- **Saved entries**
::::::::
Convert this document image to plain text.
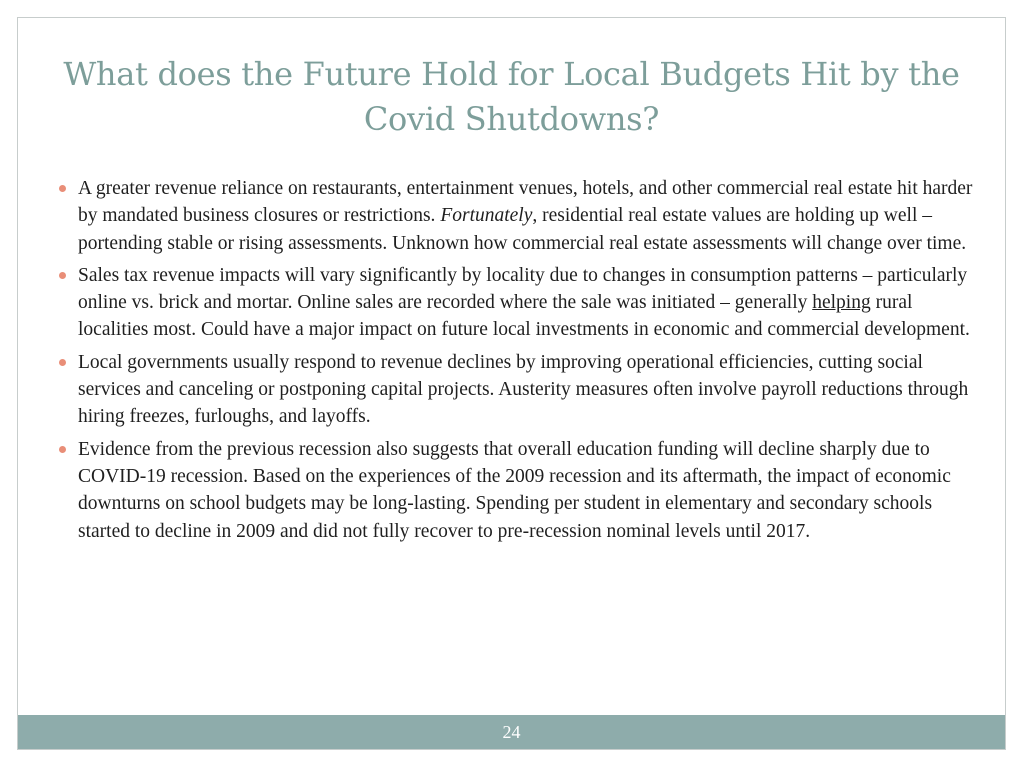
What does the Future Hold for Local Budgets Hit by the Covid Shutdowns?
A greater revenue reliance on restaurants, entertainment venues, hotels, and other commercial real estate hit harder by mandated business closures or restrictions. Fortunately, residential real estate values are holding up well – portending stable or rising assessments. Unknown how commercial real estate assessments will change over time.
Sales tax revenue impacts will vary significantly by locality due to changes in consumption patterns – particularly online vs. brick and mortar. Online sales are recorded where the sale was initiated – generally helping rural localities most. Could have a major impact on future local investments in economic and commercial development.
Local governments usually respond to revenue declines by improving operational efficiencies, cutting social services and canceling or postponing capital projects. Austerity measures often involve payroll reductions through hiring freezes, furloughs, and layoffs.
Evidence from the previous recession also suggests that overall education funding will decline sharply due to COVID-19 recession. Based on the experiences of the 2009 recession and its aftermath, the impact of economic downturns on school budgets may be long-lasting. Spending per student in elementary and secondary schools started to decline in 2009 and did not fully recover to pre-recession nominal levels until 2017.
24
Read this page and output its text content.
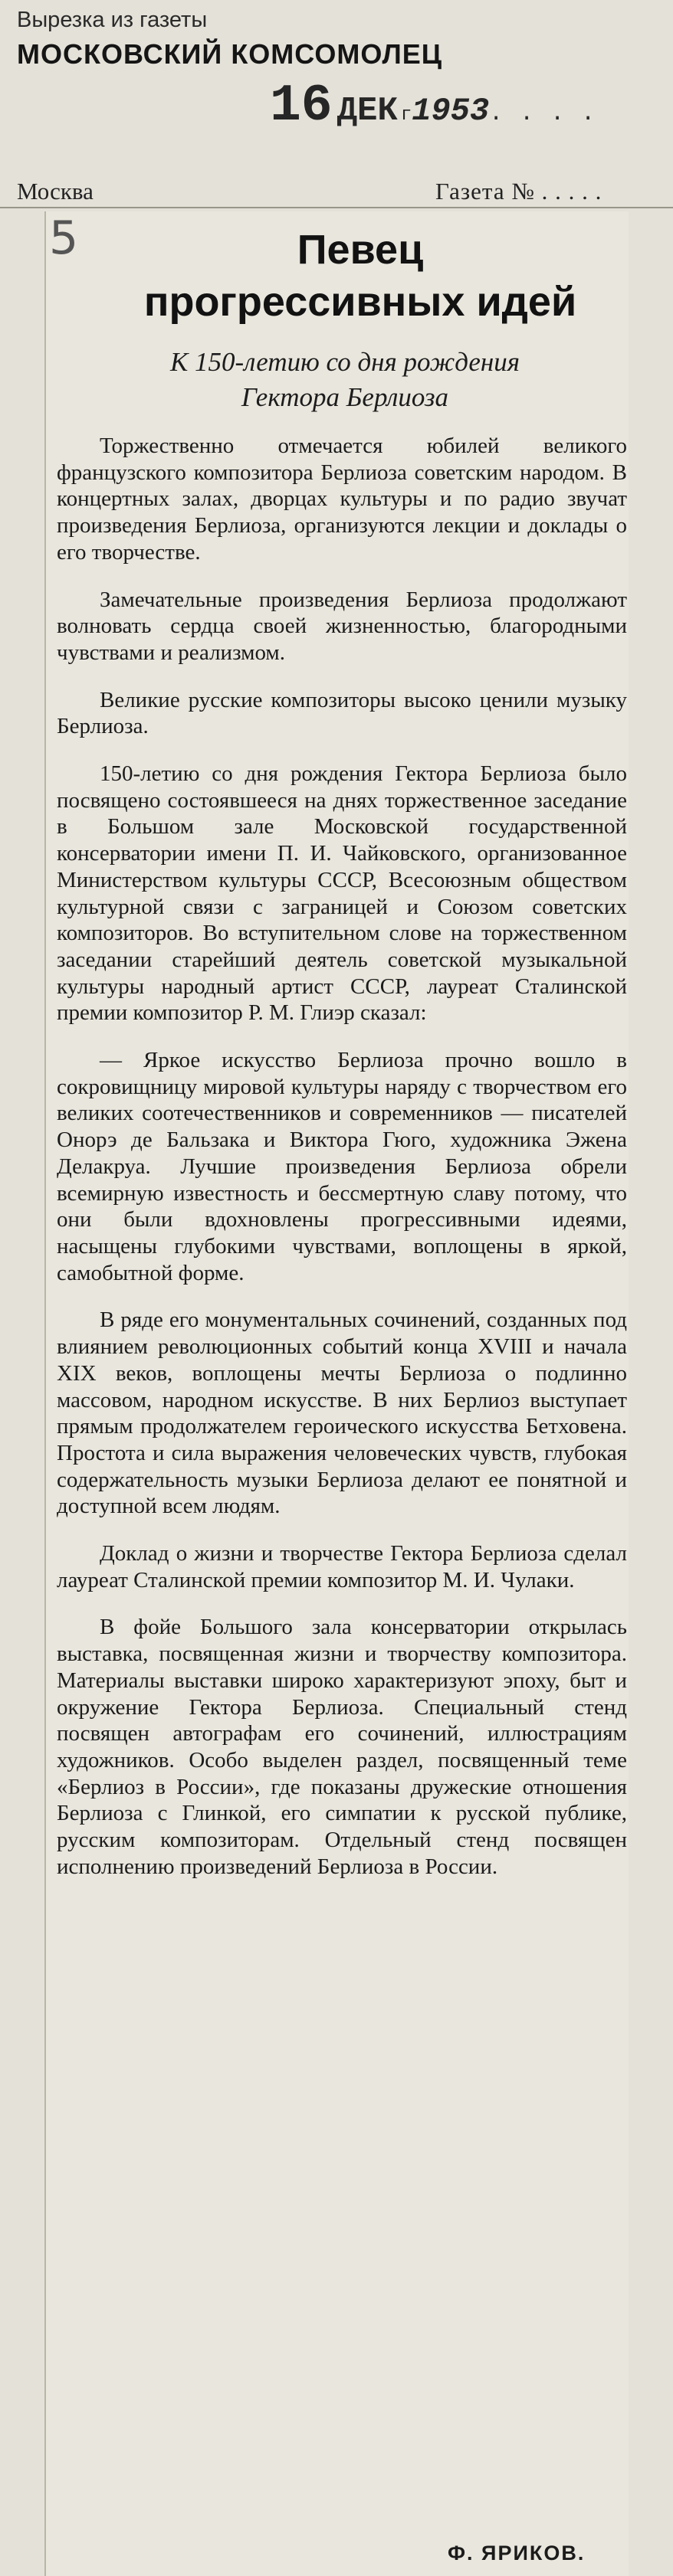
Вырезка из газеты
МОСКОВСКИЙ КОМСОМОЛЕЦ
16 ДЕК г1953. . . .
Москва	Газета № . . . . .
5	Певец
прогрессивных идей
К 150-летию со дня рождения
Гектора Берлиоза

Торжественно отмечается юбилей великого французского композитора Берлиоза советским народом. В концертных залах, дворцах культуры и по радио звучат произведения Берлиоза, организуются лекции и доклады о его творчестве.

Замечательные произведения Берлиоза продолжают волновать сердца своей жизненностью, благородными чувствами и реализмом.

Великие русские композиторы высоко ценили музыку Берлиоза.

150-летию со дня рождения Гектора Берлиоза было посвящено состоявшееся на днях торжественное заседание в Большом зале Московской государственной консерватории имени П. И. Чайковского, организованное Министерством культуры СССР, Всесоюзным обществом культурной связи с заграницей и Союзом советских композиторов. Во вступительном слове на торжественном заседании старейший деятель советской музыкальной культуры народный артист СССР, лауреат Сталинской премии композитор Р. М. Глиэр сказал:

— Яркое искусство Берлиоза прочно вошло в сокровищницу мировой культуры наряду с творчеством его великих соотечественников и современников — писателей Онорэ де Бальзака и Виктора Гюго, художника Эжена Делакруа. Лучшие произведения Берлиоза обрели всемирную известность и бессмертную славу потому, что они были вдохновлены прогрессивными идеями, насыщены глубокими чувствами, воплощены в яркой, самобытной форме.

В ряде его монументальных сочинений, созданных под влиянием революционных событий конца XVIII и начала XIX веков, воплощены мечты Берлиоза о подлинно массовом, народном искусстве. В них Берлиоз выступает прямым продолжателем героического искусства Бетховена. Простота и сила выражения человеческих чувств, глубокая содержательность музыки Берлиоза делают ее понятной и доступной всем людям.

Доклад о жизни и творчестве Гектора Берлиоза сделал лауреат Сталинской премии композитор М. И. Чулаки.

В фойе Большого зала консерватории открылась выставка, посвященная жизни и творчеству композитора. Материалы выставки широко характеризуют эпоху, быт и окружение Гектора Берлиоза. Специальный стенд посвящен автографам его сочинений, иллюстрациям художников. Особо выделен раздел, посвященный теме «Берлиоз в России», где показаны дружеские отношения Берлиоза с Глинкой, его симпатии к русской публике, русским композиторам. Отдельный стенд посвящен исполнению произведений Берлиоза в России.

Ф. ЯРИКОВ.
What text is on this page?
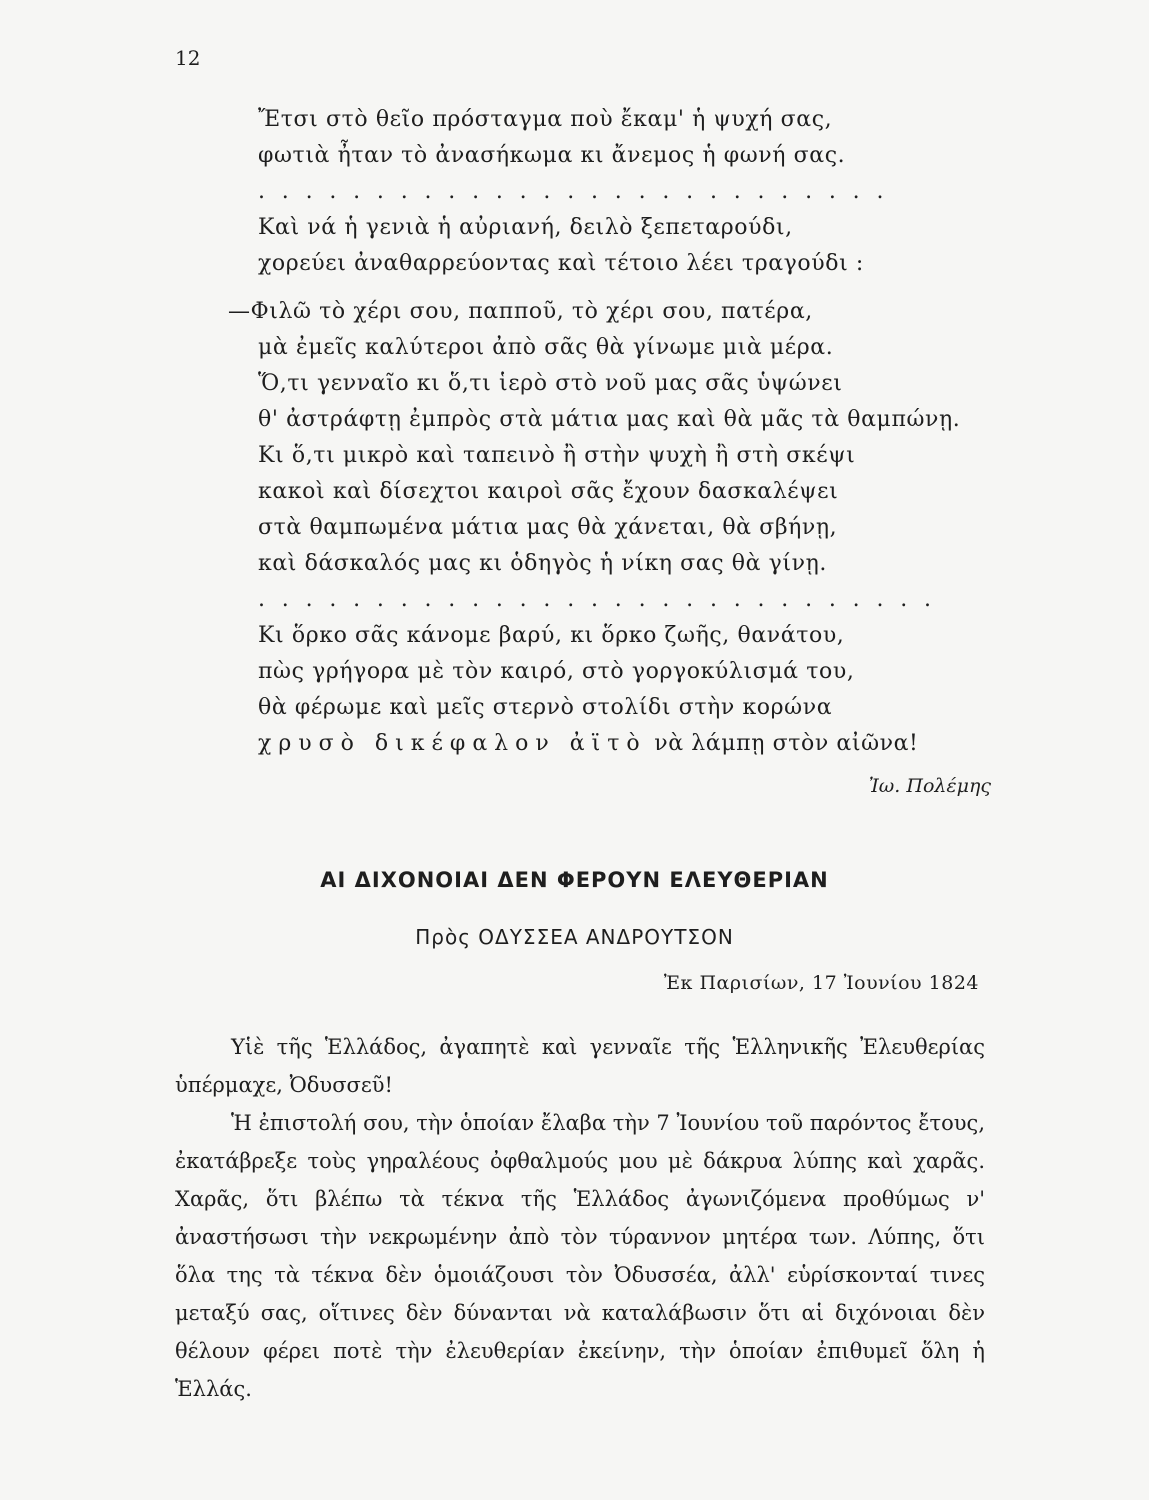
12
Ἔτσι στὸ θεῖο πρόσταγμα ποὺ ἔκαμ' ἡ ψυχή σας,
φωτιὰ ἦταν τὸ ἀνασήκωμα κι ἄνεμος ἡ φωνή σας.
. . . . . . . . . . . . . . . . . . . . . . . . . . .
Καὶ νά ἡ γενιὰ ἡ αὐριανή, δειλὸ ξεπεταρούδι,
χορεύει ἀναθαρρεύοντας καὶ τέτοιο λέει τραγούδι :
—Φιλῶ τὸ χέρι σου, παπποῦ, τὸ χέρι σου, πατέρα,
μὰ ἐμεῖς καλύτεροι ἀπὸ σᾶς θὰ γίνωμε μιὰ μέρα.
Ὅ,τι γενναῖο κι ὅ,τι ἱερὸ στὸ νοῦ μας σᾶς ὑψώνει
θ' ἀστράφτῃ ἐμπρὸς στὰ μάτια μας καὶ θὰ μᾶς τὰ θαμπώνῃ.
Κι ὅ,τι μικρὸ καὶ ταπεινὸ ἢ στὴν ψυχὴ ἢ στὴ σκέψι
κακοὶ καὶ δίσεχτοι καιροὶ σᾶς ἔχουν δασκαλέψει
στὰ θαμπωμένα μάτια μας θὰ χάνεται, θὰ σβήνῃ,
καὶ δάσκαλός μας κι ὁδηγὸς ἡ νίκη σας θὰ γίνῃ.
. . . . . . . . . . . . . . . . . . . . . . . . . . . . .
Κι ὅρκο σᾶς κάνομε βαρύ, κι ὅρκο ζωῆς, θανάτου,
πὼς γρήγορα μὲ τὸν καιρό, στὸ γοργοκύλισμά του,
θὰ φέρωμε καὶ μεῖς στερνὸ στολίδι στὴν κορώνα
χρυσὸ δικέφαλον ἀϊτὸ νὰ λάμπῃ στὸν αἰῶνα!
Ἰω. Πολέμης
ΑΙ ΔΙΧΟΝΟΙΑΙ ΔΕΝ ΦΕΡΟΥΝ ΕΛΕΥΘΕΡΙΑΝ
Πρὸς ΟΔΥΣΣΕΑ ΑΝΔΡΟΥΤΣΟΝ
Ἐκ Παρισίων, 17 Ἰουνίου 1824

Υἱὲ τῆς Ἑλλάδος, ἀγαπητὲ καὶ γενναῖε τῆς Ἑλληνικῆς Ἐλευθερίας ὑπέρμαχε, Ὀδυσσεῦ!

Ἡ ἐπιστολή σου, τὴν ὁποίαν ἔλαβα τὴν 7 Ἰουνίου τοῦ παρόντος ἔτους, ἐκατάβρεξε τοὺς γηραλέους ὀφθαλμούς μου μὲ δάκρυα λύπης καὶ χαρᾶς. Χαρᾶς, ὅτι βλέπω τὰ τέκνα τῆς Ἑλλάδος ἀγωνιζόμενα προθύμως ν' ἀναστήσωσι τὴν νεκρωμένην ἀπὸ τὸν τύραννον μητέρα των. Λύπης, ὅτι ὅλα της τὰ τέκνα δὲν ὁμοιάζουσι τὸν Ὀδυσσέα, ἀλλ' εὑρίσκονταί τινες μεταξύ σας, οἵτινες δὲν δύνανται νὰ καταλάβωσιν ὅτι αἱ διχόνοιαι δὲν θέλουν φέρει ποτὲ τὴν ἐλευθερίαν ἐκείνην, τὴν ὁποίαν ἐπιθυμεῖ ὅλη ἡ Ἑλλάς.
::::::::
- **YOUR OBJECTIVE**
Say how many lines in the records contain the string "στὴν", and say nothing else.

- **FULL RESPONSE**
2